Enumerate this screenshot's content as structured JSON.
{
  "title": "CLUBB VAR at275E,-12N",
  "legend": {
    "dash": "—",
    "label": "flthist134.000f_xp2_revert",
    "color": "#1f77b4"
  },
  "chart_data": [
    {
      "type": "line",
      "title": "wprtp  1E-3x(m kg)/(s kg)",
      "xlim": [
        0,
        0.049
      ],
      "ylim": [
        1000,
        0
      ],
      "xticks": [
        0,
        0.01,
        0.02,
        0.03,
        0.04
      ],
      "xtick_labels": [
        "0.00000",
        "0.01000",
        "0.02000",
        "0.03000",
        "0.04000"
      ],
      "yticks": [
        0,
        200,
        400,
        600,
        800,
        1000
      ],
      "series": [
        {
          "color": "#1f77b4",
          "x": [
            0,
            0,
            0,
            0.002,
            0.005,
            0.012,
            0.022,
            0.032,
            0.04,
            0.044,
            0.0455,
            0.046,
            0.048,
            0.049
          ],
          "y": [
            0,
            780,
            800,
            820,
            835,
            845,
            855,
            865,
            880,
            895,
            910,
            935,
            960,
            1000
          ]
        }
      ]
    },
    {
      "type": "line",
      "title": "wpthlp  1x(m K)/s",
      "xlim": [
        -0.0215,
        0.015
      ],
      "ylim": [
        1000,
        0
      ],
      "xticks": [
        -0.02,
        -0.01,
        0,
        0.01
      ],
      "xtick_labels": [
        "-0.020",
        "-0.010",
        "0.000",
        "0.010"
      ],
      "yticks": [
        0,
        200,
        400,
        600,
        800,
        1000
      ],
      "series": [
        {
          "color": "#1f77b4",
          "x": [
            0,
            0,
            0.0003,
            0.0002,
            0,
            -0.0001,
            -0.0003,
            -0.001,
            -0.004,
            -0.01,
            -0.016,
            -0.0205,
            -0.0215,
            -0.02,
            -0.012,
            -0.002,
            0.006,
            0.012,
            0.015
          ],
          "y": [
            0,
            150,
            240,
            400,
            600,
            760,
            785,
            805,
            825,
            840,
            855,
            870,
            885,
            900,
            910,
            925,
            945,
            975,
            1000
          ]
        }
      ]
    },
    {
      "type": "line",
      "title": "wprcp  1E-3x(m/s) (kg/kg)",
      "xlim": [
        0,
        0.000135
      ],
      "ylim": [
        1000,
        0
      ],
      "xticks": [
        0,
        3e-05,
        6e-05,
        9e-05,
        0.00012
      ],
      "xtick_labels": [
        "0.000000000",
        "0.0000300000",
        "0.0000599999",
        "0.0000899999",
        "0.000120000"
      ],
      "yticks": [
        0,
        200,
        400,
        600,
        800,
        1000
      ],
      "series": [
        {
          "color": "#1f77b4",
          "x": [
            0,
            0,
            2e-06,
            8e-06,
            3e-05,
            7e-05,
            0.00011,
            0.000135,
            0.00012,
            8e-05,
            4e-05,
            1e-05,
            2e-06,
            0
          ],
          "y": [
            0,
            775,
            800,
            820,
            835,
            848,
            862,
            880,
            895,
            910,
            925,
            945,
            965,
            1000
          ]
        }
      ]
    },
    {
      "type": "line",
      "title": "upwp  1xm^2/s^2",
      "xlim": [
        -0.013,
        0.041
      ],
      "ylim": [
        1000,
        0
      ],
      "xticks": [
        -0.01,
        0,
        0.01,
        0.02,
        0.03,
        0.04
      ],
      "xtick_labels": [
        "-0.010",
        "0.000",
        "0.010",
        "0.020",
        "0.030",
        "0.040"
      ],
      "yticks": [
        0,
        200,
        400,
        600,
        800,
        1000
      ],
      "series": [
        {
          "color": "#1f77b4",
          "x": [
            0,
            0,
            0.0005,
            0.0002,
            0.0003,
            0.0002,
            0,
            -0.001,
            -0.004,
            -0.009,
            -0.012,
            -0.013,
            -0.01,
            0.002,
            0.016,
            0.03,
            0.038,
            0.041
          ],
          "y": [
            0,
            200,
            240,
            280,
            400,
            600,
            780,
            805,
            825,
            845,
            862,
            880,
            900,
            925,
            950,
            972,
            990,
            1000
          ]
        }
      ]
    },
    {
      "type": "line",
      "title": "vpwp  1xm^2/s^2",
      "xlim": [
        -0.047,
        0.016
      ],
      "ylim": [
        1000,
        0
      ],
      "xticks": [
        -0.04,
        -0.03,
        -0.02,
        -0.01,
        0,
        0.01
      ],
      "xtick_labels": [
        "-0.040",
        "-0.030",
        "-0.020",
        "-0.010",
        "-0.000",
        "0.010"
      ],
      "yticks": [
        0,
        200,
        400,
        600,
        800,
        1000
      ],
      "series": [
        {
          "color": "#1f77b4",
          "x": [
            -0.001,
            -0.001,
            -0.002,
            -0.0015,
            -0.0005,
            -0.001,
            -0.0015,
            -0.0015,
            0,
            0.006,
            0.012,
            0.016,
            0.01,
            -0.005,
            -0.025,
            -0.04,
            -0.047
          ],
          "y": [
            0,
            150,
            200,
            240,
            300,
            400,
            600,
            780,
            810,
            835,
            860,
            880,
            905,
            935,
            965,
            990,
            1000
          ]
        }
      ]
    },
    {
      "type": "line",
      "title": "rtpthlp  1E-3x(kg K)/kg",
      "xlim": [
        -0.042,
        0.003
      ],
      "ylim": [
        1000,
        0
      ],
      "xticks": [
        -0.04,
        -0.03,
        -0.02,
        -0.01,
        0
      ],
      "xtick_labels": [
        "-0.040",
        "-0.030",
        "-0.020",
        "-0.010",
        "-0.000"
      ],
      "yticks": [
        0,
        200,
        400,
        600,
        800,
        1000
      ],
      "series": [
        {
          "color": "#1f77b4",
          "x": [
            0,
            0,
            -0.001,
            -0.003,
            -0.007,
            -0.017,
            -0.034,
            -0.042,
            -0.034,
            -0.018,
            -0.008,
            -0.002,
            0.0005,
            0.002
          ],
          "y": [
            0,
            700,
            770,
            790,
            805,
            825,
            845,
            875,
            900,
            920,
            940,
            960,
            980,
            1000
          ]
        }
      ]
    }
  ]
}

★ ★ ★ ★ ★ ★ ★

> **DIRECTIONS FOR THIS TASK**: Copy the entries above exactly, leaving none out.

> **WRITTEN SOLUTION**:
Enumerate this screenshot's content as structured JSON.
{
  "title": "CLUBB VAR at275E,-12N",
  "legend": {
    "dash": "—",
    "label": "flthist134.000f_xp2_revert",
    "color": "#1f77b4"
  },
  "chart_data": [
    {
      "type": "line",
      "title": "wprtp  1E-3x(m kg)/(s kg)",
      "xlim": [
        0,
        0.049
      ],
      "ylim": [
        1000,
        0
      ],
      "xticks": [
        0,
        0.01,
        0.02,
        0.03,
        0.04
      ],
      "xtick_labels": [
        "0.00000",
        "0.01000",
        "0.02000",
        "0.03000",
        "0.04000"
      ],
      "yticks": [
        0,
        200,
        400,
        600,
        800,
        1000
      ],
      "series": [
        {
          "color": "#1f77b4",
          "x": [
            0,
            0,
            0,
            0.002,
            0.005,
            0.012,
            0.022,
            0.032,
            0.04,
            0.044,
            0.0455,
            0.046,
            0.048,
            0.049
          ],
          "y": [
            0,
            780,
            800,
            820,
            835,
            845,
            855,
            865,
            880,
            895,
            910,
            935,
            960,
            1000
          ]
        }
      ]
    },
    {
      "type": "line",
      "title": "wpthlp  1x(m K)/s",
      "xlim": [
        -0.0215,
        0.015
      ],
      "ylim": [
        1000,
        0
      ],
      "xticks": [
        -0.02,
        -0.01,
        0,
        0.01
      ],
      "xtick_labels": [
        "-0.020",
        "-0.010",
        "0.000",
        "0.010"
      ],
      "yticks": [
        0,
        200,
        400,
        600,
        800,
        1000
      ],
      "series": [
        {
          "color": "#1f77b4",
          "x": [
            0,
            0,
            0.0003,
            0.0002,
            0,
            -0.0001,
            -0.0003,
            -0.001,
            -0.004,
            -0.01,
            -0.016,
            -0.0205,
            -0.0215,
            -0.02,
            -0.012,
            -0.002,
            0.006,
            0.012,
            0.015
          ],
          "y": [
            0,
            150,
            240,
            400,
            600,
            760,
            785,
            805,
            825,
            840,
            855,
            870,
            885,
            900,
            910,
            925,
            945,
            975,
            1000
          ]
        }
      ]
    },
    {
      "type": "line",
      "title": "wprcp  1E-3x(m/s) (kg/kg)",
      "xlim": [
        0,
        0.000135
      ],
      "ylim": [
        1000,
        0
      ],
      "xticks": [
        0,
        3e-05,
        6e-05,
        9e-05,
        0.00012
      ],
      "xtick_labels": [
        "0.000000000",
        "0.0000300000",
        "0.0000599999",
        "0.0000899999",
        "0.000120000"
      ],
      "yticks": [
        0,
        200,
        400,
        600,
        800,
        1000
      ],
      "series": [
        {
          "color": "#1f77b4",
          "x": [
            0,
            0,
            2e-06,
            8e-06,
            3e-05,
            7e-05,
            0.00011,
            0.000135,
            0.00012,
            8e-05,
            4e-05,
            1e-05,
            2e-06,
            0
          ],
          "y": [
            0,
            775,
            800,
            820,
            835,
            848,
            862,
            880,
            895,
            910,
            925,
            945,
            965,
            1000
          ]
        }
      ]
    },
    {
      "type": "line",
      "title": "upwp  1xm^2/s^2",
      "xlim": [
        -0.013,
        0.041
      ],
      "ylim": [
        1000,
        0
      ],
      "xticks": [
        -0.01,
        0,
        0.01,
        0.02,
        0.03,
        0.04
      ],
      "xtick_labels": [
        "-0.010",
        "0.000",
        "0.010",
        "0.020",
        "0.030",
        "0.040"
      ],
      "yticks": [
        0,
        200,
        400,
        600,
        800,
        1000
      ],
      "series": [
        {
          "color": "#1f77b4",
          "x": [
            0,
            0,
            0.0005,
            0.0002,
            0.0003,
            0.0002,
            0,
            -0.001,
            -0.004,
            -0.009,
            -0.012,
            -0.013,
            -0.01,
            0.002,
            0.016,
            0.03,
            0.038,
            0.041
          ],
          "y": [
            0,
            200,
            240,
            280,
            400,
            600,
            780,
            805,
            825,
            845,
            862,
            880,
            900,
            925,
            950,
            972,
            990,
            1000
          ]
        }
      ]
    },
    {
      "type": "line",
      "title": "vpwp  1xm^2/s^2",
      "xlim": [
        -0.047,
        0.016
      ],
      "ylim": [
        1000,
        0
      ],
      "xticks": [
        -0.04,
        -0.03,
        -0.02,
        -0.01,
        0,
        0.01
      ],
      "xtick_labels": [
        "-0.040",
        "-0.030",
        "-0.020",
        "-0.010",
        "-0.000",
        "0.010"
      ],
      "yticks": [
        0,
        200,
        400,
        600,
        800,
        1000
      ],
      "series": [
        {
          "color": "#1f77b4",
          "x": [
            -0.001,
            -0.001,
            -0.002,
            -0.0015,
            -0.0005,
            -0.001,
            -0.0015,
            -0.0015,
            0,
            0.006,
            0.012,
            0.016,
            0.01,
            -0.005,
            -0.025,
            -0.04,
            -0.047
          ],
          "y": [
            0,
            150,
            200,
            240,
            300,
            400,
            600,
            780,
            810,
            835,
            860,
            880,
            905,
            935,
            965,
            990,
            1000
          ]
        }
      ]
    },
    {
      "type": "line",
      "title": "rtpthlp  1E-3x(kg K)/kg",
      "xlim": [
        -0.042,
        0.003
      ],
      "ylim": [
        1000,
        0
      ],
      "xticks": [
        -0.04,
        -0.03,
        -0.02,
        -0.01,
        0
      ],
      "xtick_labels": [
        "-0.040",
        "-0.030",
        "-0.020",
        "-0.010",
        "-0.000"
      ],
      "yticks": [
        0,
        200,
        400,
        600,
        800,
        1000
      ],
      "series": [
        {
          "color": "#1f77b4",
          "x": [
            0,
            0,
            -0.001,
            -0.003,
            -0.007,
            -0.017,
            -0.034,
            -0.042,
            -0.034,
            -0.018,
            -0.008,
            -0.002,
            0.0005,
            0.002
          ],
          "y": [
            0,
            700,
            770,
            790,
            805,
            825,
            845,
            875,
            900,
            920,
            940,
            960,
            980,
            1000
          ]
        }
      ]
    }
  ]
}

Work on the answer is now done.